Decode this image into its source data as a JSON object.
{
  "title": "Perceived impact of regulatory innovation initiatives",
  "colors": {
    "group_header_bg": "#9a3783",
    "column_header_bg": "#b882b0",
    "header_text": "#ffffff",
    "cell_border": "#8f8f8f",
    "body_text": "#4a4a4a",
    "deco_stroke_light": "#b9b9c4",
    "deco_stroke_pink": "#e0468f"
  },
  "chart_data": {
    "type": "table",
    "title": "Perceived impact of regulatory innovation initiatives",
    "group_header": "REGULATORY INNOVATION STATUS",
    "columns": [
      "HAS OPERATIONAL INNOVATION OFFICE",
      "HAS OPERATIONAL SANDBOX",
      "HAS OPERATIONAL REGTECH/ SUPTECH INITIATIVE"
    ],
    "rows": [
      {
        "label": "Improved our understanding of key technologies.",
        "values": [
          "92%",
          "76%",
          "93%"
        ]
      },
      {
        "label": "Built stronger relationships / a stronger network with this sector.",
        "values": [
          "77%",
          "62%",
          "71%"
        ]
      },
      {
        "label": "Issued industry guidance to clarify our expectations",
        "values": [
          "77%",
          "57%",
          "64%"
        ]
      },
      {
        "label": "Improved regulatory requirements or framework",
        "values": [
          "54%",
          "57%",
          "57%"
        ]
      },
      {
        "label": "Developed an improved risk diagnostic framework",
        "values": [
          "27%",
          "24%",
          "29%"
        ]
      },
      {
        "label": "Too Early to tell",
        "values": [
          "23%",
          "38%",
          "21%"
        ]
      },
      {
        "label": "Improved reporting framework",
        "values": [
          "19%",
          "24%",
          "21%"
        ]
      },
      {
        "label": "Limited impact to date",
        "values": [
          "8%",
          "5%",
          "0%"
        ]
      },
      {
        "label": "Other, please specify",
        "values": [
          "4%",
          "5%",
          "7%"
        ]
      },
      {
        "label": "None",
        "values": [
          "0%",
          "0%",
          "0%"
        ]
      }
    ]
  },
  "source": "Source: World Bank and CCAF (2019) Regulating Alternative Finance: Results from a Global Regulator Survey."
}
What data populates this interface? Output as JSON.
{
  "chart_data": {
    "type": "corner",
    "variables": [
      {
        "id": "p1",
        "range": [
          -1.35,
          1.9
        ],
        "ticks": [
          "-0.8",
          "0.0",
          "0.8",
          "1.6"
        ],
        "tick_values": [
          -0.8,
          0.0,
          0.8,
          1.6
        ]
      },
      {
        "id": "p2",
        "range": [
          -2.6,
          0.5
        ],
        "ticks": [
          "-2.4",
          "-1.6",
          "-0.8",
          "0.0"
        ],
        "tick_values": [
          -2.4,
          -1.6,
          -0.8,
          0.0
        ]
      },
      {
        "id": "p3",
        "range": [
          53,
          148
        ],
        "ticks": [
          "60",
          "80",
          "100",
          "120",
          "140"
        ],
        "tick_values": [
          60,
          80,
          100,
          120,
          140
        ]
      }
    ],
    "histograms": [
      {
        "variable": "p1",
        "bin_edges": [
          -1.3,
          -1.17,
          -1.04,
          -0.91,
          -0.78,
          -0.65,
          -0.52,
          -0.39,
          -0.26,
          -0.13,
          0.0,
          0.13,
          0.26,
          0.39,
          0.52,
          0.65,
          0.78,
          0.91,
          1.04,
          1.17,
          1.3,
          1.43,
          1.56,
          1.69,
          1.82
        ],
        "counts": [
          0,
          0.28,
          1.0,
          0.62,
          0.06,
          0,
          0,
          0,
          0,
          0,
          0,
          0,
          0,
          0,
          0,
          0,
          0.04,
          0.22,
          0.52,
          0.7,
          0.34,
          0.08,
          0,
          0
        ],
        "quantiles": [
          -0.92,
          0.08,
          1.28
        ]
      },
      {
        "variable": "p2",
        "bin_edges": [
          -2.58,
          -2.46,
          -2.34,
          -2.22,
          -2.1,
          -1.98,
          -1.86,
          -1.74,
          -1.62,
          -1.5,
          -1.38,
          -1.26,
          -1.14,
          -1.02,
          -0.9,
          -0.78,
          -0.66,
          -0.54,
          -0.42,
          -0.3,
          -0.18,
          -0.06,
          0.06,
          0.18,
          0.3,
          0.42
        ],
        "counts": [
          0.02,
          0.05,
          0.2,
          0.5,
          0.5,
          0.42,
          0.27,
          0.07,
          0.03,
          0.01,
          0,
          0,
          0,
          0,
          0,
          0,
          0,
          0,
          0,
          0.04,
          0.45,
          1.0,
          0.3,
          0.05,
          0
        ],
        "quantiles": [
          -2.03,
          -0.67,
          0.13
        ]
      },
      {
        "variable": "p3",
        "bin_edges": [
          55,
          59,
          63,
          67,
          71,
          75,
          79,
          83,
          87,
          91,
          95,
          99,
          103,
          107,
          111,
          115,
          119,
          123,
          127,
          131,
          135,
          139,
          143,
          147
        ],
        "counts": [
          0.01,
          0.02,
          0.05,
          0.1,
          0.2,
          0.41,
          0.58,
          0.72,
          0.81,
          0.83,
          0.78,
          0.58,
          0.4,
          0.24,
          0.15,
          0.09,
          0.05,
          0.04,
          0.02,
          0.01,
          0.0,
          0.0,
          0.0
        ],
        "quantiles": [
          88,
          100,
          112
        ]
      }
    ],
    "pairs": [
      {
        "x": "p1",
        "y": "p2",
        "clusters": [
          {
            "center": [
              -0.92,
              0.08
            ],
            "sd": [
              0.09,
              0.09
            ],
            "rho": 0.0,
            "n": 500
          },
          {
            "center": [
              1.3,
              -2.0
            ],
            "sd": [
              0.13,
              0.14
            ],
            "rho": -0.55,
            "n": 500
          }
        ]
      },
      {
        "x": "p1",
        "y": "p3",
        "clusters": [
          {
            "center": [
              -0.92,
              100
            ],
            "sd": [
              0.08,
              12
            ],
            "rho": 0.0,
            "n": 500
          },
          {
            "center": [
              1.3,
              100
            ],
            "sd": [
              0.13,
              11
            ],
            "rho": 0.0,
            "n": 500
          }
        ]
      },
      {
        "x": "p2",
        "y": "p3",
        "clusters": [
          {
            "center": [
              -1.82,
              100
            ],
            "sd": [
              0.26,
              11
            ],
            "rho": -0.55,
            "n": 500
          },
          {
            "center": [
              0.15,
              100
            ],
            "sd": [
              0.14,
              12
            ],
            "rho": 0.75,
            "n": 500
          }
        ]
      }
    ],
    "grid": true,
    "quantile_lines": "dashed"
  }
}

§ **Problem description**: Identify the lines above that contain the word "initiatives", then copy them.

§ **Answer to the problem**:
  "title": "Perceived impact of regulatory innovation initiatives",
    "title": "Perceived impact of regulatory innovation initiatives",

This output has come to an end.